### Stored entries

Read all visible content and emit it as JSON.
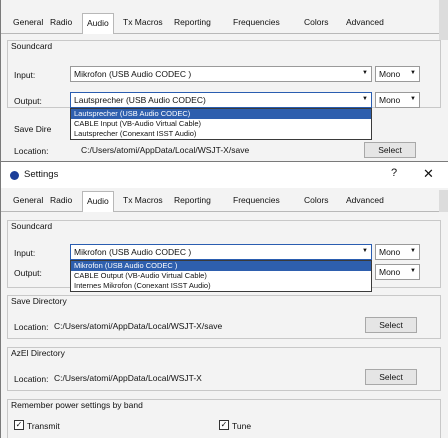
{
  "tabs": [
    "General",
    "Radio",
    "Audio",
    "Tx Macros",
    "Reporting",
    "Frequencies",
    "Colors",
    "Advanced"
  ],
  "active_tab": "Audio",
  "window": {
    "title": "Settings",
    "help": "?",
    "close": "✕"
  },
  "soundcard": {
    "label": "Soundcard",
    "input_label": "Input:",
    "input_value": "Mikrofon (USB Audio CODEC )",
    "input_channel": "Mono",
    "output_label": "Output:",
    "output_value": "Lautsprecher (USB Audio CODEC)",
    "output_channel": "Mono"
  },
  "output_dropdown": {
    "items": [
      "Lautsprecher (USB Audio CODEC)",
      "CABLE Input (VB-Audio Virtual Cable)",
      "Lautsprecher (Conexant ISST Audio)"
    ],
    "selected_index": 0
  },
  "input_dropdown": {
    "items": [
      "Mikrofon (USB Audio CODEC )",
      "CABLE Output (VB-Audio Virtual Cable)",
      "Internes Mikrofon (Conexant ISST Audio)"
    ],
    "selected_index": 0
  },
  "save_directory": {
    "label": "Save Directory",
    "label_truncated": "Save Dire",
    "location_label": "Location:",
    "path": "C:/Users/atomi/AppData/Local/WSJT-X/save",
    "select_label": "Select"
  },
  "azel_directory": {
    "label": "AzEl Directory",
    "location_label": "Location:",
    "path": "C:/Users/atomi/AppData/Local/WSJT-X",
    "select_label": "Select"
  },
  "power": {
    "label": "Remember power settings by band",
    "transmit_label": "Transmit",
    "tune_label": "Tune",
    "transmit_checked": true,
    "tune_checked": true
  },
  "glyphs": {
    "arrow": "▼",
    "check": "✓"
  }
}
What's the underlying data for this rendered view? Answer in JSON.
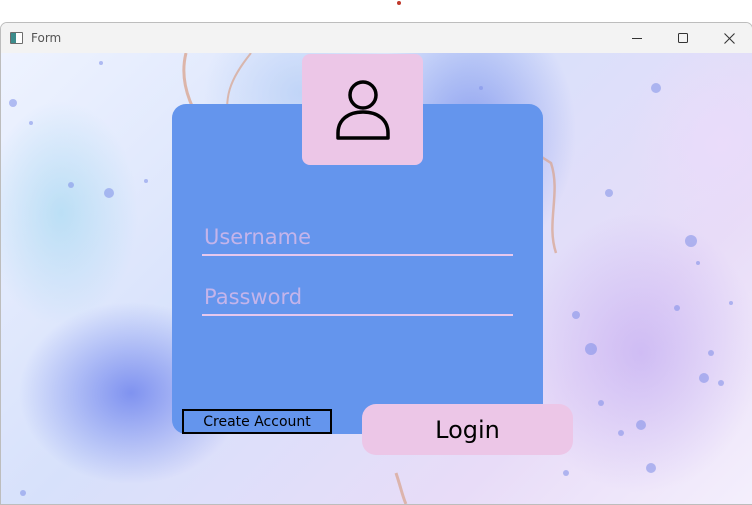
{
  "window": {
    "title": "Form",
    "app_icon": "form-window-icon",
    "controls": [
      "minimize-icon",
      "maximize-icon",
      "close-icon"
    ]
  },
  "login": {
    "avatar_icon": "user-icon",
    "username_placeholder": "Username",
    "username_value": "",
    "password_placeholder": "Password",
    "password_value": "",
    "create_account_label": "Create Account",
    "login_label": "Login"
  },
  "colors": {
    "card": "#6495ed",
    "accent_pink": "#ecc6e7",
    "underline": "#e6c8ee",
    "placeholder": "#c4b4ea"
  }
}
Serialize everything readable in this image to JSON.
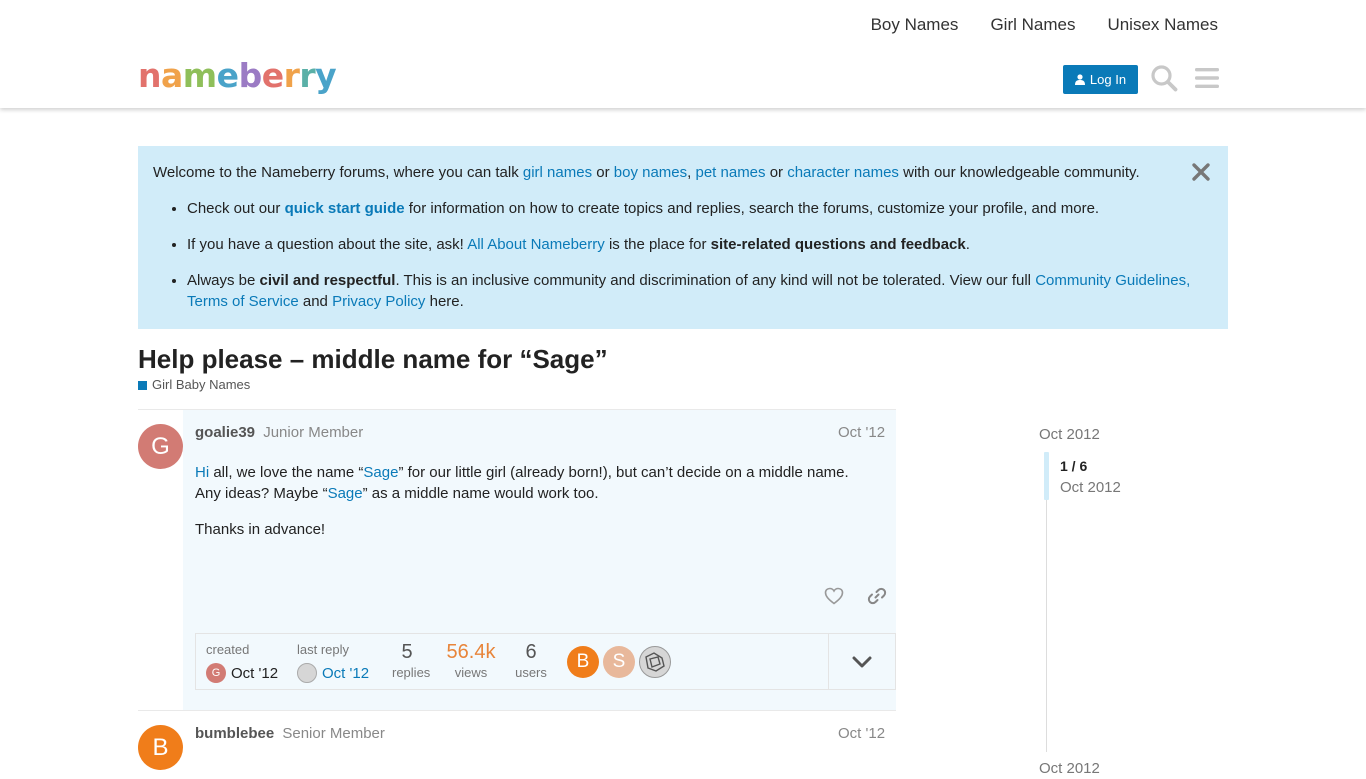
{
  "nav": {
    "links": [
      "Boy Names",
      "Girl Names",
      "Unisex Names"
    ]
  },
  "logo": {
    "parts": [
      "n",
      "a",
      "m",
      "e",
      "b",
      "e",
      "r",
      "r",
      "y"
    ]
  },
  "header": {
    "login_label": "Log In"
  },
  "banner": {
    "intro": {
      "pre": "Welcome to the Nameberry forums, where you can talk ",
      "l1": "girl names",
      "s1": " or ",
      "l2": "boy names",
      "s2": ", ",
      "l3": "pet names",
      "s3": " or ",
      "l4": "character names",
      "post": " with our knowledgeable community."
    },
    "b1": {
      "pre": "Check out our ",
      "link": "quick start guide",
      "post": " for information on how to create topics and replies, search the forums, customize your profile, and more."
    },
    "b2": {
      "pre": "If you have a question about the site, ask! ",
      "link": "All About Nameberry",
      "mid": " is the place for ",
      "bold": "site-related questions and feedback",
      "post": "."
    },
    "b3": {
      "pre": "Always be ",
      "bold": "civil and respectful",
      "mid": ". This is an inclusive community and discrimination of any kind will not be tolerated. View our full ",
      "l1": "Community Guidelines,",
      "s1": " ",
      "l2": "Terms of Service",
      "s2": " and ",
      "l3": "Privacy Policy",
      "post": " here."
    }
  },
  "topic": {
    "title": "Help please – middle name for “Sage”",
    "category": "Girl Baby Names",
    "category_color": "#0a7ab8"
  },
  "posts": [
    {
      "avatar_letter": "G",
      "avatar_color": "#d27b74",
      "username": "goalie39",
      "user_title": "Junior Member",
      "date": "Oct '12",
      "body": {
        "p1_l1": "Hi",
        "p1_t1": " all, we love the name “",
        "p1_l2": "Sage",
        "p1_t2": "” for our little girl (already born!), but can’t decide on a middle name. Any ideas? Maybe “",
        "p1_l3": "Sage",
        "p1_t3": "” as a middle name would work too.",
        "p2": "Thanks in advance!"
      }
    },
    {
      "avatar_letter": "B",
      "avatar_color": "#f07d1a",
      "username": "bumblebee",
      "user_title": "Senior Member",
      "date": "Oct '12"
    }
  ],
  "topic_map": {
    "created_label": "created",
    "created_date": "Oct '12",
    "created_avatar": "G",
    "last_reply_label": "last reply",
    "last_reply_date": "Oct '12",
    "replies": "5",
    "replies_label": "replies",
    "views": "56.4k",
    "views_label": "views",
    "users": "6",
    "users_label": "users",
    "participants": [
      {
        "letter": "B",
        "color": "#f07d1a"
      },
      {
        "letter": "S",
        "color": "#e8b89b"
      },
      {
        "letter": "",
        "color": "#bdbdbd"
      }
    ]
  },
  "timeline": {
    "start": "Oct 2012",
    "position": "1 / 6",
    "position_date": "Oct 2012",
    "end": "Oct 2012"
  }
}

### Aim of the exercise
Copy every record above exactly, leaving out any pictures.

### Expected output
Read all visible content and emit it as JSON.
{
  "tabs": [
    "General",
    "Radio",
    "Audio",
    "Tx Macros",
    "Reporting",
    "Frequencies",
    "Colors",
    "Advanced"
  ],
  "active_tab": "Audio",
  "window": {
    "title": "Settings",
    "help": "?",
    "close": "✕"
  },
  "soundcard": {
    "label": "Soundcard",
    "input_label": "Input:",
    "input_value": "Mikrofon (USB Audio CODEC )",
    "input_channel": "Mono",
    "output_label": "Output:",
    "output_value": "Lautsprecher (USB Audio CODEC)",
    "output_channel": "Mono"
  },
  "output_dropdown": {
    "items": [
      "Lautsprecher (USB Audio CODEC)",
      "CABLE Input (VB-Audio Virtual Cable)",
      "Lautsprecher (Conexant ISST Audio)"
    ],
    "selected_index": 0
  },
  "input_dropdown": {
    "items": [
      "Mikrofon (USB Audio CODEC )",
      "CABLE Output (VB-Audio Virtual Cable)",
      "Internes Mikrofon (Conexant ISST Audio)"
    ],
    "selected_index": 0
  },
  "save_directory": {
    "label": "Save Directory",
    "label_truncated": "Save Dire",
    "location_label": "Location:",
    "path": "C:/Users/atomi/AppData/Local/WSJT-X/save",
    "select_label": "Select"
  },
  "azel_directory": {
    "label": "AzEl Directory",
    "location_label": "Location:",
    "path": "C:/Users/atomi/AppData/Local/WSJT-X",
    "select_label": "Select"
  },
  "power": {
    "label": "Remember power settings by band",
    "transmit_label": "Transmit",
    "tune_label": "Tune",
    "transmit_checked": true,
    "tune_checked": true
  },
  "glyphs": {
    "arrow": "▼",
    "check": "✓"
  }
}
What's the underlying data for this rendered view? Answer in JSON.
{
  "window": {
    "title": "Form",
    "app_icon": "form-window-icon",
    "controls": [
      "minimize-icon",
      "maximize-icon",
      "close-icon"
    ]
  },
  "login": {
    "avatar_icon": "user-icon",
    "username_placeholder": "Username",
    "username_value": "",
    "password_placeholder": "Password",
    "password_value": "",
    "create_account_label": "Create Account",
    "login_label": "Login"
  },
  "colors": {
    "card": "#6495ed",
    "accent_pink": "#ecc6e7",
    "underline": "#e6c8ee",
    "placeholder": "#c4b4ea"
  }
}
Serialize everything readable in this image to JSON.
{
  "nav": {
    "links": [
      "Boy Names",
      "Girl Names",
      "Unisex Names"
    ]
  },
  "logo": {
    "parts": [
      "n",
      "a",
      "m",
      "e",
      "b",
      "e",
      "r",
      "r",
      "y"
    ]
  },
  "header": {
    "login_label": "Log In"
  },
  "banner": {
    "intro": {
      "pre": "Welcome to the Nameberry forums, where you can talk ",
      "l1": "girl names",
      "s1": " or ",
      "l2": "boy names",
      "s2": ", ",
      "l3": "pet names",
      "s3": " or ",
      "l4": "character names",
      "post": " with our knowledgeable community."
    },
    "b1": {
      "pre": "Check out our ",
      "link": "quick start guide",
      "post": " for information on how to create topics and replies, search the forums, customize your profile, and more."
    },
    "b2": {
      "pre": "If you have a question about the site, ask! ",
      "link": "All About Nameberry",
      "mid": " is the place for ",
      "bold": "site-related questions and feedback",
      "post": "."
    },
    "b3": {
      "pre": "Always be ",
      "bold": "civil and respectful",
      "mid": ". This is an inclusive community and discrimination of any kind will not be tolerated. View our full ",
      "l1": "Community Guidelines,",
      "s1": " ",
      "l2": "Terms of Service",
      "s2": " and ",
      "l3": "Privacy Policy",
      "post": " here."
    }
  },
  "topic": {
    "title": "Help please – middle name for “Sage”",
    "category": "Girl Baby Names",
    "category_color": "#0a7ab8"
  },
  "posts": [
    {
      "avatar_letter": "G",
      "avatar_color": "#d27b74",
      "username": "goalie39",
      "user_title": "Junior Member",
      "date": "Oct '12",
      "body": {
        "p1_l1": "Hi",
        "p1_t1": " all, we love the name “",
        "p1_l2": "Sage",
        "p1_t2": "” for our little girl (already born!), but can’t decide on a middle name. Any ideas? Maybe “",
        "p1_l3": "Sage",
        "p1_t3": "” as a middle name would work too.",
        "p2": "Thanks in advance!"
      }
    },
    {
      "avatar_letter": "B",
      "avatar_color": "#f07d1a",
      "username": "bumblebee",
      "user_title": "Senior Member",
      "date": "Oct '12"
    }
  ],
  "topic_map": {
    "created_label": "created",
    "created_date": "Oct '12",
    "created_avatar": "G",
    "last_reply_label": "last reply",
    "last_reply_date": "Oct '12",
    "replies": "5",
    "replies_label": "replies",
    "views": "56.4k",
    "views_label": "views",
    "users": "6",
    "users_label": "users",
    "participants": [
      {
        "letter": "B",
        "color": "#f07d1a"
      },
      {
        "letter": "S",
        "color": "#e8b89b"
      },
      {
        "letter": "",
        "color": "#bdbdbd"
      }
    ]
  },
  "timeline": {
    "start": "Oct 2012",
    "position": "1 / 6",
    "position_date": "Oct 2012",
    "end": "Oct 2012"
  }
}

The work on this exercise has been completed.